== The request ==
Output all of the records exactly as written.

────

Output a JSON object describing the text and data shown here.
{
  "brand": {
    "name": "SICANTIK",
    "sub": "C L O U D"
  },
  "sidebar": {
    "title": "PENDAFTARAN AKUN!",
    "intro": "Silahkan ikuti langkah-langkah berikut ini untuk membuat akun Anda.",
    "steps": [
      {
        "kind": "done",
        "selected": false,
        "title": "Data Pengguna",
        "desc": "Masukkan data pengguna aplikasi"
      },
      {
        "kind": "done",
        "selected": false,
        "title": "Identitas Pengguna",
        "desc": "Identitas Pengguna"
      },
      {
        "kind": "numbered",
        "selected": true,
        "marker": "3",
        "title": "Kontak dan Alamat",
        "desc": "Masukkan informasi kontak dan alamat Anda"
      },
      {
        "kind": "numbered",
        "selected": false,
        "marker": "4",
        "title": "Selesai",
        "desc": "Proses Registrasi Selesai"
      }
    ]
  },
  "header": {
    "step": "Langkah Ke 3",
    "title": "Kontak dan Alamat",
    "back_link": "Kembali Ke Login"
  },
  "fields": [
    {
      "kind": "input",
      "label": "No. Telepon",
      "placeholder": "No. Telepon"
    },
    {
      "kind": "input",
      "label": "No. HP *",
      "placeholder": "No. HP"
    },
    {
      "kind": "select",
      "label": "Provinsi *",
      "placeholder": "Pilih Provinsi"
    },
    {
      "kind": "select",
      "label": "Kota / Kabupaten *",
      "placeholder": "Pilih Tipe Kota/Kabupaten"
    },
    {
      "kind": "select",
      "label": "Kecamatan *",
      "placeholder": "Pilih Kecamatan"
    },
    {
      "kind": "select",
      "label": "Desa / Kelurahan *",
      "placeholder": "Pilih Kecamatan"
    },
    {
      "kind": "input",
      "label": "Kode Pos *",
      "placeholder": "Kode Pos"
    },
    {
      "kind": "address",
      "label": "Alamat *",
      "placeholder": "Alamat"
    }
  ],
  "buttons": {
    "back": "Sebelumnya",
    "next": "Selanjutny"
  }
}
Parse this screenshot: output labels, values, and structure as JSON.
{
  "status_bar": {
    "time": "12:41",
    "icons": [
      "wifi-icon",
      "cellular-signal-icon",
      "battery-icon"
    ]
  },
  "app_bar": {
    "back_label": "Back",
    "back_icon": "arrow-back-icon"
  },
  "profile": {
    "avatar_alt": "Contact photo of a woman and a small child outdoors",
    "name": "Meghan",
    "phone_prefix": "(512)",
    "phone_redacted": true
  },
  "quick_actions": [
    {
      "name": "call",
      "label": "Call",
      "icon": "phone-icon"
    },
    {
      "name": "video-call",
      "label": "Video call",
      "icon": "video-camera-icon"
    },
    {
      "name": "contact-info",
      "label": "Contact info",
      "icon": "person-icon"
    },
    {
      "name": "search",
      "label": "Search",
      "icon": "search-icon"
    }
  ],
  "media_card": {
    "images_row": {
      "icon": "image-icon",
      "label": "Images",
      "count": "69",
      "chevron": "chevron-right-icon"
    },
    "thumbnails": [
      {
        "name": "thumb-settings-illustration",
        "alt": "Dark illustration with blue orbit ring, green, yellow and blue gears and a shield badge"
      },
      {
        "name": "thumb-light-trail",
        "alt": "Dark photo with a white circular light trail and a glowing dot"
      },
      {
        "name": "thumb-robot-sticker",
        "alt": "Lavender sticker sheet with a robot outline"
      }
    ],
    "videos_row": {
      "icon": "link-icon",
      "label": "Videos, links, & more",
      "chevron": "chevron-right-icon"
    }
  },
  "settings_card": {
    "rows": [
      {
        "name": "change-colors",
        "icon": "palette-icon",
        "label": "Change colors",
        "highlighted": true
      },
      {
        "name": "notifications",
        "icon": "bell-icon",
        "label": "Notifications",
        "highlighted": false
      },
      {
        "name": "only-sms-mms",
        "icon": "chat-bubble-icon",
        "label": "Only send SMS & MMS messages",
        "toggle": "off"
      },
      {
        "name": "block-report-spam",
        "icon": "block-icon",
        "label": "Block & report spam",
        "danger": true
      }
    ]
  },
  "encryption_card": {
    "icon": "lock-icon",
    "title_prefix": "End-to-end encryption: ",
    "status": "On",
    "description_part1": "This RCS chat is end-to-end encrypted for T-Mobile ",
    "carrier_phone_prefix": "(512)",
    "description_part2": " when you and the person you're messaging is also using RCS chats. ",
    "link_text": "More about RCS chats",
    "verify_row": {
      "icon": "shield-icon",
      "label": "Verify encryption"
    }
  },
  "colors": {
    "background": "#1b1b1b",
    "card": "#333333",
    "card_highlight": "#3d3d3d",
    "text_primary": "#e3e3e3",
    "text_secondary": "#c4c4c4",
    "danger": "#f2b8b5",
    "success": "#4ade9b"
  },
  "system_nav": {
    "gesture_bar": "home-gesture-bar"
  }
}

────

== Result of this exercise ==
Output a JSON object describing the text and data shown here.
{
  "brand": {
    "name": "SICANTIK",
    "sub": "C L O U D"
  },
  "sidebar": {
    "title": "PENDAFTARAN AKUN!",
    "intro": "Silahkan ikuti langkah-langkah berikut ini untuk membuat akun Anda.",
    "steps": [
      {
        "kind": "done",
        "selected": false,
        "title": "Data Pengguna",
        "desc": "Masukkan data pengguna aplikasi"
      },
      {
        "kind": "done",
        "selected": false,
        "title": "Identitas Pengguna",
        "desc": "Identitas Pengguna"
      },
      {
        "kind": "numbered",
        "selected": true,
        "marker": "3",
        "title": "Kontak dan Alamat",
        "desc": "Masukkan informasi kontak dan alamat Anda"
      },
      {
        "kind": "numbered",
        "selected": false,
        "marker": "4",
        "title": "Selesai",
        "desc": "Proses Registrasi Selesai"
      }
    ]
  },
  "header": {
    "step": "Langkah Ke 3",
    "title": "Kontak dan Alamat",
    "back_link": "Kembali Ke Login"
  },
  "fields": [
    {
      "kind": "input",
      "label": "No. Telepon",
      "placeholder": "No. Telepon"
    },
    {
      "kind": "input",
      "label": "No. HP *",
      "placeholder": "No. HP"
    },
    {
      "kind": "select",
      "label": "Provinsi *",
      "placeholder": "Pilih Provinsi"
    },
    {
      "kind": "select",
      "label": "Kota / Kabupaten *",
      "placeholder": "Pilih Tipe Kota/Kabupaten"
    },
    {
      "kind": "select",
      "label": "Kecamatan *",
      "placeholder": "Pilih Kecamatan"
    },
    {
      "kind": "select",
      "label": "Desa / Kelurahan *",
      "placeholder": "Pilih Kecamatan"
    },
    {
      "kind": "input",
      "label": "Kode Pos *",
      "placeholder": "Kode Pos"
    },
    {
      "kind": "address",
      "label": "Alamat *",
      "placeholder": "Alamat"
    }
  ],
  "buttons": {
    "back": "Sebelumnya",
    "next": "Selanjutny"
  }
}
Parse this screenshot: output labels, values, and structure as JSON.
{
  "status_bar": {
    "time": "12:41",
    "icons": [
      "wifi-icon",
      "cellular-signal-icon",
      "battery-icon"
    ]
  },
  "app_bar": {
    "back_label": "Back",
    "back_icon": "arrow-back-icon"
  },
  "profile": {
    "avatar_alt": "Contact photo of a woman and a small child outdoors",
    "name": "Meghan",
    "phone_prefix": "(512)",
    "phone_redacted": true
  },
  "quick_actions": [
    {
      "name": "call",
      "label": "Call",
      "icon": "phone-icon"
    },
    {
      "name": "video-call",
      "label": "Video call",
      "icon": "video-camera-icon"
    },
    {
      "name": "contact-info",
      "label": "Contact info",
      "icon": "person-icon"
    },
    {
      "name": "search",
      "label": "Search",
      "icon": "search-icon"
    }
  ],
  "media_card": {
    "images_row": {
      "icon": "image-icon",
      "label": "Images",
      "count": "69",
      "chevron": "chevron-right-icon"
    },
    "thumbnails": [
      {
        "name": "thumb-settings-illustration",
        "alt": "Dark illustration with blue orbit ring, green, yellow and blue gears and a shield badge"
      },
      {
        "name": "thumb-light-trail",
        "alt": "Dark photo with a white circular light trail and a glowing dot"
      },
      {
        "name": "thumb-robot-sticker",
        "alt": "Lavender sticker sheet with a robot outline"
      }
    ],
    "videos_row": {
      "icon": "link-icon",
      "label": "Videos, links, & more",
      "chevron": "chevron-right-icon"
    }
  },
  "settings_card": {
    "rows": [
      {
        "name": "change-colors",
        "icon": "palette-icon",
        "label": "Change colors",
        "highlighted": true
      },
      {
        "name": "notifications",
        "icon": "bell-icon",
        "label": "Notifications",
        "highlighted": false
      },
      {
        "name": "only-sms-mms",
        "icon": "chat-bubble-icon",
        "label": "Only send SMS & MMS messages",
        "toggle": "off"
      },
      {
        "name": "block-report-spam",
        "icon": "block-icon",
        "label": "Block & report spam",
        "danger": true
      }
    ]
  },
  "encryption_card": {
    "icon": "lock-icon",
    "title_prefix": "End-to-end encryption: ",
    "status": "On",
    "description_part1": "This RCS chat is end-to-end encrypted for T-Mobile ",
    "carrier_phone_prefix": "(512)",
    "description_part2": " when you and the person you're messaging is also using RCS chats. ",
    "link_text": "More about RCS chats",
    "verify_row": {
      "icon": "shield-icon",
      "label": "Verify encryption"
    }
  },
  "colors": {
    "background": "#1b1b1b",
    "card": "#333333",
    "card_highlight": "#3d3d3d",
    "text_primary": "#e3e3e3",
    "text_secondary": "#c4c4c4",
    "danger": "#f2b8b5",
    "success": "#4ade9b"
  },
  "system_nav": {
    "gesture_bar": "home-gesture-bar"
  }
}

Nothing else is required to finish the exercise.